#### [Direction]
Copy out each line featuring the string "waves" from the entries beneath.

------------------------------------

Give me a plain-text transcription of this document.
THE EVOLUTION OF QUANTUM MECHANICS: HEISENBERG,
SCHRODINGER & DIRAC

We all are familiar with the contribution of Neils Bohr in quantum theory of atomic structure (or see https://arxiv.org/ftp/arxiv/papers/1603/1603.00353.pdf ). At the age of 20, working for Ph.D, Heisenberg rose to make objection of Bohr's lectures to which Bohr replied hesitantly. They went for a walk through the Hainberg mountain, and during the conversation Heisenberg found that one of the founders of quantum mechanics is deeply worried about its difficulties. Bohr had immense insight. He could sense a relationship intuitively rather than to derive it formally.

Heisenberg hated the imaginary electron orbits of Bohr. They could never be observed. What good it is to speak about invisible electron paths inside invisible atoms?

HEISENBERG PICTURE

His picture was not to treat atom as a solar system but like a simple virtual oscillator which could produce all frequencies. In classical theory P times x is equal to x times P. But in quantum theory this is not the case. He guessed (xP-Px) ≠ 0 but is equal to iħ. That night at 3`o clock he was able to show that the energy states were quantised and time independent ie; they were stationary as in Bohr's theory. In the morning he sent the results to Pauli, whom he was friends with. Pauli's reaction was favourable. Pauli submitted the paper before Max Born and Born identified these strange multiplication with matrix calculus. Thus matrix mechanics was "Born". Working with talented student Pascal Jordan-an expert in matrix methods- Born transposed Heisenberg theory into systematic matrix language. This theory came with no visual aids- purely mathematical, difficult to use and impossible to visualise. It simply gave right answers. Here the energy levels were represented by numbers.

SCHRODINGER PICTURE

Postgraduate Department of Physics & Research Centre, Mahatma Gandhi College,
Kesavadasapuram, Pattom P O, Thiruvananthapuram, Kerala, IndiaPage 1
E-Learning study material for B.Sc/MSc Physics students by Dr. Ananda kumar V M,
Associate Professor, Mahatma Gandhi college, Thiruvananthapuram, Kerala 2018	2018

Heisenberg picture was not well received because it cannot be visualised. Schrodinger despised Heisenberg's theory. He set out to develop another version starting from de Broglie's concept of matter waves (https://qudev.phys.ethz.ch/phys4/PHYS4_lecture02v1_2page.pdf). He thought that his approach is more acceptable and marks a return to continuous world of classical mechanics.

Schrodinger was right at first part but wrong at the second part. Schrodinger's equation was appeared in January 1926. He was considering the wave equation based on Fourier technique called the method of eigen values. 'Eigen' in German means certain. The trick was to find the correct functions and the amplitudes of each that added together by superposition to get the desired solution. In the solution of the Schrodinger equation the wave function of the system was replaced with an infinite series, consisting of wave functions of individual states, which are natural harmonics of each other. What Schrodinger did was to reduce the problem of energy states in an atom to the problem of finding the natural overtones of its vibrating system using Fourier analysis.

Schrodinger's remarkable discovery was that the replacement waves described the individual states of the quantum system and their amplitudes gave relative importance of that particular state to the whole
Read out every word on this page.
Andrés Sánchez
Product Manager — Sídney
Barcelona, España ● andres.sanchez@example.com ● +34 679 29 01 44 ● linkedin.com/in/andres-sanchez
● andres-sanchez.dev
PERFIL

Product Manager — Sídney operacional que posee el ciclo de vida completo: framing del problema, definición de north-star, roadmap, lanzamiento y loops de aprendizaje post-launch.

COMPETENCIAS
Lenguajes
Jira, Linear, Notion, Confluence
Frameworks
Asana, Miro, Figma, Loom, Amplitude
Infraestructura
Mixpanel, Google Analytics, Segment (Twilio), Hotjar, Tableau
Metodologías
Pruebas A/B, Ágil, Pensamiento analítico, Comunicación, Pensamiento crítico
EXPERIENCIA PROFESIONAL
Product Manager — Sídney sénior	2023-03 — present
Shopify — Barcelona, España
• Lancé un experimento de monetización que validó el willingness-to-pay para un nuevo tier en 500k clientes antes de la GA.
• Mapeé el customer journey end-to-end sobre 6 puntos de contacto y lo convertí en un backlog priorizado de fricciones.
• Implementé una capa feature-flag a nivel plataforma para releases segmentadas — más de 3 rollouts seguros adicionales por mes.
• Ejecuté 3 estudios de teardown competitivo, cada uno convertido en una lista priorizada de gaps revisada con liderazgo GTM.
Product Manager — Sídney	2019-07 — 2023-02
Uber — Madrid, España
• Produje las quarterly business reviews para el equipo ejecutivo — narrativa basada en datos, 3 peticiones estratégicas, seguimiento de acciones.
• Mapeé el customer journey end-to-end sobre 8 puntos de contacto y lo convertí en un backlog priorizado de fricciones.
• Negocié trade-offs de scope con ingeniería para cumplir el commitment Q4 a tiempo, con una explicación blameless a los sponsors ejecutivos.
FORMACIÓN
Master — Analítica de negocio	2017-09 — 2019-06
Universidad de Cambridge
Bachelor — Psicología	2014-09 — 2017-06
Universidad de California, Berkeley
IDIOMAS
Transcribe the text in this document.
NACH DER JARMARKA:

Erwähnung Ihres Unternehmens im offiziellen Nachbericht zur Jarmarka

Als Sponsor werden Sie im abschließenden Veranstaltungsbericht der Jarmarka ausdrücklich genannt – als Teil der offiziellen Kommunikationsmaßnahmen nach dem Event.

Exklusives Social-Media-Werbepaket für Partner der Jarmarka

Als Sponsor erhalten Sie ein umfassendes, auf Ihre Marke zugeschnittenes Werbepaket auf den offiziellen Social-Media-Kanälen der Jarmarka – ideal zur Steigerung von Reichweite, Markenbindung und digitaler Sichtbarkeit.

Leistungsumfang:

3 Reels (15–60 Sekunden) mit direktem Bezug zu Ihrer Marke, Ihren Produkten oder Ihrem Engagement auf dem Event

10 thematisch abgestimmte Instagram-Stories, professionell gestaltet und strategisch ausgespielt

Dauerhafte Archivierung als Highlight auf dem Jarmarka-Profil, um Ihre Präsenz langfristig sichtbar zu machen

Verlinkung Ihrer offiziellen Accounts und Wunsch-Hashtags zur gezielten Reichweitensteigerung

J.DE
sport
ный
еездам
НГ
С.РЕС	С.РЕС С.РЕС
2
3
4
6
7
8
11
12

------------------------------------

#### [Solution]
Heisenberg picture was not well received because it cannot be visualised. Schrodinger despised Heisenberg's theory. He set out to develop another version starting from de Broglie's concept of matter waves (https://qudev.phys.ethz.ch/phys4/PHYS4_lecture02v1_2page.pdf). He thought that his approach is more acceptable and marks a return to continuous world of classical mechanics.
Schrodinger's remarkable discovery was that the replacement waves described the individual states of the quantum system and their amplitudes gave relative importance of that particular state to the whole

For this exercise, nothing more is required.